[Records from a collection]
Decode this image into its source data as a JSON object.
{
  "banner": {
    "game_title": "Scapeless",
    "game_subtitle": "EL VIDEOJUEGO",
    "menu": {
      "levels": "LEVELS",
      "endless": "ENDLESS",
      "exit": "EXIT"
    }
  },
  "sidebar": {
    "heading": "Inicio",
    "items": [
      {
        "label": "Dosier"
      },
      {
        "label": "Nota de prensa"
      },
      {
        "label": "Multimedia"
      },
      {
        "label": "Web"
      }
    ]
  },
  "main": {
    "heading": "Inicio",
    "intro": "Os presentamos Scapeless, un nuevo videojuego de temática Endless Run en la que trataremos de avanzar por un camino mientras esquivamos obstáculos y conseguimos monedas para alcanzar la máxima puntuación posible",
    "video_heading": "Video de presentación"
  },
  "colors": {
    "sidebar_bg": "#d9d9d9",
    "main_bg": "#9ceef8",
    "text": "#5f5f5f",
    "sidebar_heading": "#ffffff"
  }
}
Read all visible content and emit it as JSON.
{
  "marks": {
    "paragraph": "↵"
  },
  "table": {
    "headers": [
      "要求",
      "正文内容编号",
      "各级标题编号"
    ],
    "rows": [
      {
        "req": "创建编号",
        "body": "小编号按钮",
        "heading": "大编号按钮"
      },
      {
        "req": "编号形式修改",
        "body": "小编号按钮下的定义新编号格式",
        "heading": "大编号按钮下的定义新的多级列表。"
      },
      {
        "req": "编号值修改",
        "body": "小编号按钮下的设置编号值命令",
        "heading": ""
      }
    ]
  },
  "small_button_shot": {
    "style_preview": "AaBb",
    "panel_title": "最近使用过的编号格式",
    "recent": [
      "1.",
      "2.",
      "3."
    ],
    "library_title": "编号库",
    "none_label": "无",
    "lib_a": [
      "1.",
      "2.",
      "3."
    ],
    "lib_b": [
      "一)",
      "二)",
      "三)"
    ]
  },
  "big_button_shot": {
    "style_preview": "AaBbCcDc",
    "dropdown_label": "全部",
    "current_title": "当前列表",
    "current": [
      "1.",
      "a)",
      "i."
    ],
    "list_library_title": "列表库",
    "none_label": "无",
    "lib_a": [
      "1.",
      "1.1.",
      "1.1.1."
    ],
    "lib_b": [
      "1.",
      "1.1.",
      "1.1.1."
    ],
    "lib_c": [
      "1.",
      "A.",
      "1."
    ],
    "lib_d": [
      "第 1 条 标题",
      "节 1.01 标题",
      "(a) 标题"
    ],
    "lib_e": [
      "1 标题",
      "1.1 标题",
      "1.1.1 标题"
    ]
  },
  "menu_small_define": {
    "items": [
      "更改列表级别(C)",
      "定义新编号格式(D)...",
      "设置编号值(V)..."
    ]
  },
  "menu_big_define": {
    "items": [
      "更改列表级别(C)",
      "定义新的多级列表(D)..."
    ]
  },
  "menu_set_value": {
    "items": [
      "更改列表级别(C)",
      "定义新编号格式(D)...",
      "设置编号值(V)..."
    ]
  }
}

• **GOAL OF THE EXERCISE**: Return exactly the lines from the line bearing "Read all visible content and emit it as JSON." to the end of the records, inclusive of both; include no other lines.

• **RESULT OF THE EXERCISE**:
Read all visible content and emit it as JSON.
{
  "marks": {
    "paragraph": "↵"
  },
  "table": {
    "headers": [
      "要求",
      "正文内容编号",
      "各级标题编号"
    ],
    "rows": [
      {
        "req": "创建编号",
        "body": "小编号按钮",
        "heading": "大编号按钮"
      },
      {
        "req": "编号形式修改",
        "body": "小编号按钮下的定义新编号格式",
        "heading": "大编号按钮下的定义新的多级列表。"
      },
      {
        "req": "编号值修改",
        "body": "小编号按钮下的设置编号值命令",
        "heading": ""
      }
    ]
  },
  "small_button_shot": {
    "style_preview": "AaBb",
    "panel_title": "最近使用过的编号格式",
    "recent": [
      "1.",
      "2.",
      "3."
    ],
    "library_title": "编号库",
    "none_label": "无",
    "lib_a": [
      "1.",
      "2.",
      "3."
    ],
    "lib_b": [
      "一)",
      "二)",
      "三)"
    ]
  },
  "big_button_shot": {
    "style_preview": "AaBbCcDc",
    "dropdown_label": "全部",
    "current_title": "当前列表",
    "current": [
      "1.",
      "a)",
      "i."
    ],
    "list_library_title": "列表库",
    "none_label": "无",
    "lib_a": [
      "1.",
      "1.1.",
      "1.1.1."
    ],
    "lib_b": [
      "1.",
      "1.1.",
      "1.1.1."
    ],
    "lib_c": [
      "1.",
      "A.",
      "1."
    ],
    "lib_d": [
      "第 1 条 标题",
      "节 1.01 标题",
      "(a) 标题"
    ],
    "lib_e": [
      "1 标题",
      "1.1 标题",
      "1.1.1 标题"
    ]
  },
  "menu_small_define": {
    "items": [
      "更改列表级别(C)",
      "定义新编号格式(D)...",
      "设置编号值(V)..."
    ]
  },
  "menu_big_define": {
    "items": [
      "更改列表级别(C)",
      "定义新的多级列表(D)..."
    ]
  },
  "menu_set_value": {
    "items": [
      "更改列表级别(C)",
      "定义新编号格式(D)...",
      "设置编号值(V)..."
    ]
  }
}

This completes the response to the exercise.